_Job:_
Write out the listing below again, precisely as it is given.

_Entries:_
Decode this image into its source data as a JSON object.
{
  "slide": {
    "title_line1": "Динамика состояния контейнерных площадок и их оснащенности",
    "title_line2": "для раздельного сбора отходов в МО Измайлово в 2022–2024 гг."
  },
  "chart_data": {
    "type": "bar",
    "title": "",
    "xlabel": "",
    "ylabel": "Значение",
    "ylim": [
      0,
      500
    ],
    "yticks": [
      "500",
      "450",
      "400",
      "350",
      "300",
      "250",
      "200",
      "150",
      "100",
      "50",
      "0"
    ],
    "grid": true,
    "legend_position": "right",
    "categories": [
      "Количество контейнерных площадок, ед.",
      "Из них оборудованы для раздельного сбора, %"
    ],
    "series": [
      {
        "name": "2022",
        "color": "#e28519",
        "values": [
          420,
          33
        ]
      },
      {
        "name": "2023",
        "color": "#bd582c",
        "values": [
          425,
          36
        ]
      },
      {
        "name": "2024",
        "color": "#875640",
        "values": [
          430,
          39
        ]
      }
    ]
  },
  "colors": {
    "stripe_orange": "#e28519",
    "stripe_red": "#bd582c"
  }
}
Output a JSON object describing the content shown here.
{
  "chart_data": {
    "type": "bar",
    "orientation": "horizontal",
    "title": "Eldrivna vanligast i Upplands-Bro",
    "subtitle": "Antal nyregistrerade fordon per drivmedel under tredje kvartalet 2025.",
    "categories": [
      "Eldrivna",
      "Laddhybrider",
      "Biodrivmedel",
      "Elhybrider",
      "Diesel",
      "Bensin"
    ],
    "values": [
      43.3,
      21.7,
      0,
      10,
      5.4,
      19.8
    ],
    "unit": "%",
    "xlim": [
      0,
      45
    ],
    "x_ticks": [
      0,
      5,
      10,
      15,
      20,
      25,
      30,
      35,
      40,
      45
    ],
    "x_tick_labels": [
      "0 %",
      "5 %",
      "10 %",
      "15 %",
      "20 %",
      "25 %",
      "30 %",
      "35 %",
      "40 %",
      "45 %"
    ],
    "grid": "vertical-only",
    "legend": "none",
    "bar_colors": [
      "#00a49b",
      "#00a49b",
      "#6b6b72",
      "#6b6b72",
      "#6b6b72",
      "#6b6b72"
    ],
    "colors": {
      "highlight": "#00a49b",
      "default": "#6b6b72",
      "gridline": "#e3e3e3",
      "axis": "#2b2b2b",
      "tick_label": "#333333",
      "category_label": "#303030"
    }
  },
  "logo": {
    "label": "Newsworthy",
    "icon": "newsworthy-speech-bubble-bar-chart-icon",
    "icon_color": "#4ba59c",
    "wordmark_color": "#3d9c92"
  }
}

_Finished exercise:_
Decode this image into its source data as a JSON object.
{
  "slide": {
    "title_line1": "Динамика состояния контейнерных площадок и их оснащенности",
    "title_line2": "для раздельного сбора отходов в МО Измайлово в 2022–2024 гг."
  },
  "chart_data": {
    "type": "bar",
    "title": "",
    "xlabel": "",
    "ylabel": "Значение",
    "ylim": [
      0,
      500
    ],
    "yticks": [
      "500",
      "450",
      "400",
      "350",
      "300",
      "250",
      "200",
      "150",
      "100",
      "50",
      "0"
    ],
    "grid": true,
    "legend_position": "right",
    "categories": [
      "Количество контейнерных площадок, ед.",
      "Из них оборудованы для раздельного сбора, %"
    ],
    "series": [
      {
        "name": "2022",
        "color": "#e28519",
        "values": [
          420,
          33
        ]
      },
      {
        "name": "2023",
        "color": "#bd582c",
        "values": [
          425,
          36
        ]
      },
      {
        "name": "2024",
        "color": "#875640",
        "values": [
          430,
          39
        ]
      }
    ]
  },
  "colors": {
    "stripe_orange": "#e28519",
    "stripe_red": "#bd582c"
  }
}
Output a JSON object describing the content shown here.
{
  "chart_data": {
    "type": "bar",
    "orientation": "horizontal",
    "title": "Eldrivna vanligast i Upplands-Bro",
    "subtitle": "Antal nyregistrerade fordon per drivmedel under tredje kvartalet 2025.",
    "categories": [
      "Eldrivna",
      "Laddhybrider",
      "Biodrivmedel",
      "Elhybrider",
      "Diesel",
      "Bensin"
    ],
    "values": [
      43.3,
      21.7,
      0,
      10,
      5.4,
      19.8
    ],
    "unit": "%",
    "xlim": [
      0,
      45
    ],
    "x_ticks": [
      0,
      5,
      10,
      15,
      20,
      25,
      30,
      35,
      40,
      45
    ],
    "x_tick_labels": [
      "0 %",
      "5 %",
      "10 %",
      "15 %",
      "20 %",
      "25 %",
      "30 %",
      "35 %",
      "40 %",
      "45 %"
    ],
    "grid": "vertical-only",
    "legend": "none",
    "bar_colors": [
      "#00a49b",
      "#00a49b",
      "#6b6b72",
      "#6b6b72",
      "#6b6b72",
      "#6b6b72"
    ],
    "colors": {
      "highlight": "#00a49b",
      "default": "#6b6b72",
      "gridline": "#e3e3e3",
      "axis": "#2b2b2b",
      "tick_label": "#333333",
      "category_label": "#303030"
    }
  },
  "logo": {
    "label": "Newsworthy",
    "icon": "newsworthy-speech-bubble-bar-chart-icon",
    "icon_color": "#4ba59c",
    "wordmark_color": "#3d9c92"
  }
}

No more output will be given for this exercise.